EXERCISE DESCRIPTION = In the share pool patch, what average 4M allocation time is reported for 10 processes after the patch?

TEXT PROVIDED =
::::

From: Ding Tianhong <dingtianhong(a)huawei.com>
ascend inclusion
category: feature
bugzilla: NA
CVE: NA
-------------------------------------------------
The sp_mutex is used to protect all critical path for share pool,
it has serious affected the performance of the the memory alloc
and release interface when there is a lot of process in the same
memory group, it will serious break the scailability of the system,
so add a new read semaphore lock to instead of the big lock for allocation
and release critical path.
The scailability has been greatly improved by this modification.
Show the test result:
number of process: alloc 4M avg time:
Before the patch: 1 32us
3 96us
10 330us
after the patch: 1 32us
3 40us
10 60us
v2: fix some conflicts and clean some code.
Signed-off-by: Ding Tianhong <dingtianhong(a)huawei.com>
Reviewed-by: Tang Yizhou <tangyizhou(a)huawei.com>
Reviewed-by: Kefeng Wang <wangkefeng.wang(a)huawei.com>
Signed-off-by: Yang Yingliang <yangyingliang(a)huawei.com>
---
include/linux/share_pool.h | 5 ++
kernel/fork.c | 4 +-
mm/share_pool.c | 170 ++++++++++++++++++++-----------------
3 files changed, 100 insertions(+), 79 deletions(-)
diff --git a/include/linux/share_pool.h b/include/linux/share_pool.h
index 70b841d0eb8e..f2d17cb85fa5 100644
--- a/include/linux/share_pool.h
+++ b/include/linux/share_pool.h
@@ -93,6 +93,8 @@ struct sp_group {
unsigned long dvpp_va_start;
unsigned long dvpp_size;
atomic_t use_count;
+ /* protect the group internal elements */
+ struct rw_semaphore rw_lock;
};
struct sp_walk_data {
@@ -238,6 +240,8 @@ extern void *vmalloc_hugepage_user(unsigned long size);
extern void *buff_vzalloc_user(unsigned long size);
extern void *buff_vzalloc_hugepage_user(unsigned long size);
+void sp_exit_mm(struct mm_struct *mm);
+
#else
static inline int sp_group_add_task(int pid, int spg_id)

::::

DATA ROWS =
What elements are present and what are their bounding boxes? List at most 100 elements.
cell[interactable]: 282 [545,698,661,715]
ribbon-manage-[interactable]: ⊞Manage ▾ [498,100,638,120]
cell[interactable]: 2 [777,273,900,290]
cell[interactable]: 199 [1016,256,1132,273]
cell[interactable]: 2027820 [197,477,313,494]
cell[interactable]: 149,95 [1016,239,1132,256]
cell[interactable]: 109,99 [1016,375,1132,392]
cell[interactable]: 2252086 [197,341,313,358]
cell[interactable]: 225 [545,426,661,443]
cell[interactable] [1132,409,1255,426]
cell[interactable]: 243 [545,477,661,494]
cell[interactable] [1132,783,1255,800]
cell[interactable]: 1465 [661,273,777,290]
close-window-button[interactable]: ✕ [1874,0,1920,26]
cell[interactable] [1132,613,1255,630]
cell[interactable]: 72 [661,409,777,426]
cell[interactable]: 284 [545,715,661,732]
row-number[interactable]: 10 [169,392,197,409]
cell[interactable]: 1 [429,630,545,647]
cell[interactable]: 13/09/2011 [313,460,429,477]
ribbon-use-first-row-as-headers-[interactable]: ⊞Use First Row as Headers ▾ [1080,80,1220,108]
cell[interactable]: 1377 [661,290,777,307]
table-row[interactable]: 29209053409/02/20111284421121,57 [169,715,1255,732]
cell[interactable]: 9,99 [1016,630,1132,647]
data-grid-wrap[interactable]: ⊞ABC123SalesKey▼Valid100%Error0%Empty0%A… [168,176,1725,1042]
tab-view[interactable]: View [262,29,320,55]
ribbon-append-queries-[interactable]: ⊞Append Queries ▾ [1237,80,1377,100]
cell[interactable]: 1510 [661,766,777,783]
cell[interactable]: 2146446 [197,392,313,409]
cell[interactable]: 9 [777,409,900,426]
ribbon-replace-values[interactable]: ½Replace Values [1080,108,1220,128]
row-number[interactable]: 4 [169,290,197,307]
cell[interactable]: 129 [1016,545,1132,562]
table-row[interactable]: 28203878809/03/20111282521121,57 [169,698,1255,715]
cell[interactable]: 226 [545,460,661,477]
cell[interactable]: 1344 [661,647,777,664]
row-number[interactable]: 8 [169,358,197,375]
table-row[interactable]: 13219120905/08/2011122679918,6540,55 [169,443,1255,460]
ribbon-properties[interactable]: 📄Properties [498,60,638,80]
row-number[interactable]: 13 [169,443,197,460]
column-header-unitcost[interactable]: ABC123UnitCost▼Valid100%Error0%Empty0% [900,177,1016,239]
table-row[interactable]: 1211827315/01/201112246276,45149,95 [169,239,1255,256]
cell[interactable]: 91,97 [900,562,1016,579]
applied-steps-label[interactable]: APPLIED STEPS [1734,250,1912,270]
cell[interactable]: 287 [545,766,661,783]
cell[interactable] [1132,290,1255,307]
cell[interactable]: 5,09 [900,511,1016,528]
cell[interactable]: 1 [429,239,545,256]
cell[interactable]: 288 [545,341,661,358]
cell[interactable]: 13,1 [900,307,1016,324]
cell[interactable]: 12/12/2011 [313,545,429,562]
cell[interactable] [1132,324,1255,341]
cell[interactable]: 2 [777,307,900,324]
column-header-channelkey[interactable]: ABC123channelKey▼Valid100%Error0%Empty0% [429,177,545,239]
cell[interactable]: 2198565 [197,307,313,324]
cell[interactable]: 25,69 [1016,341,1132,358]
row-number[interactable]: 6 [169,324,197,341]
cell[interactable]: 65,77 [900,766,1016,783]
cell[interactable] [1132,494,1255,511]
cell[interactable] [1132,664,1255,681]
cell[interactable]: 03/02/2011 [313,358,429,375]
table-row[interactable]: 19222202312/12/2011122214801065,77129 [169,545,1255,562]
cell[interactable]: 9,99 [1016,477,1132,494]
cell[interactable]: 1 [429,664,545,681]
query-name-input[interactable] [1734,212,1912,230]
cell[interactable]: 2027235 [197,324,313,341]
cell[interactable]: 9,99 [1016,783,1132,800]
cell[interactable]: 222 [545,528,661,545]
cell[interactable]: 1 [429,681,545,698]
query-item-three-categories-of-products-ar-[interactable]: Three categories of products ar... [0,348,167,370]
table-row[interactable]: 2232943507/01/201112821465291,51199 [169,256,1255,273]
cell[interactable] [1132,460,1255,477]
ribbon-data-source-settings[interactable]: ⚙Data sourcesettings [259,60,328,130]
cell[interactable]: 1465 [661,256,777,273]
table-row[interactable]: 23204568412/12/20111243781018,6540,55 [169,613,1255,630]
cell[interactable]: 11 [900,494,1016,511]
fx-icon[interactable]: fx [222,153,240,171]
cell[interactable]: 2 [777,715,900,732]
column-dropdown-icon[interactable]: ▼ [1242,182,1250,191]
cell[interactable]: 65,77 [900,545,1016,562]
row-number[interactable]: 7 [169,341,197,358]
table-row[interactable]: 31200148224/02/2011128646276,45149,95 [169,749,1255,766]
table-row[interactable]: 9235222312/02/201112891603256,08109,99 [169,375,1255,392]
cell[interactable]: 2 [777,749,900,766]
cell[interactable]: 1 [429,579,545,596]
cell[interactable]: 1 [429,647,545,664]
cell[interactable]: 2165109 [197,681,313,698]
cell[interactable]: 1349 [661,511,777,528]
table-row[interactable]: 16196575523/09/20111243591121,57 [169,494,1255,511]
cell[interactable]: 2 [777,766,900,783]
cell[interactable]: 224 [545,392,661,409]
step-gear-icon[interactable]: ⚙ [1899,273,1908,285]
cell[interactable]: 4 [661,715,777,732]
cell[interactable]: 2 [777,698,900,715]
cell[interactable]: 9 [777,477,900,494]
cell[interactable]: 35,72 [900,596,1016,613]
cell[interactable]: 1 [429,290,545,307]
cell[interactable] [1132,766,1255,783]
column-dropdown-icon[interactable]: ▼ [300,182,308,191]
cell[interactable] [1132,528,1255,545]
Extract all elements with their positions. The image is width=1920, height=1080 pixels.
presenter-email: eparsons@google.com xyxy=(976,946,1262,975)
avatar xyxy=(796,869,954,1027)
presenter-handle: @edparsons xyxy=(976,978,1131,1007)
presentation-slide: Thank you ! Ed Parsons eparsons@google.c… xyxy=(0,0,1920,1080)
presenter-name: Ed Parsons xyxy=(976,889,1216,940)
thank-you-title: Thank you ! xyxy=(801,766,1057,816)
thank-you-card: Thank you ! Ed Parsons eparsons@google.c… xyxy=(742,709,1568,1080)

::::

OUTPUT = 60us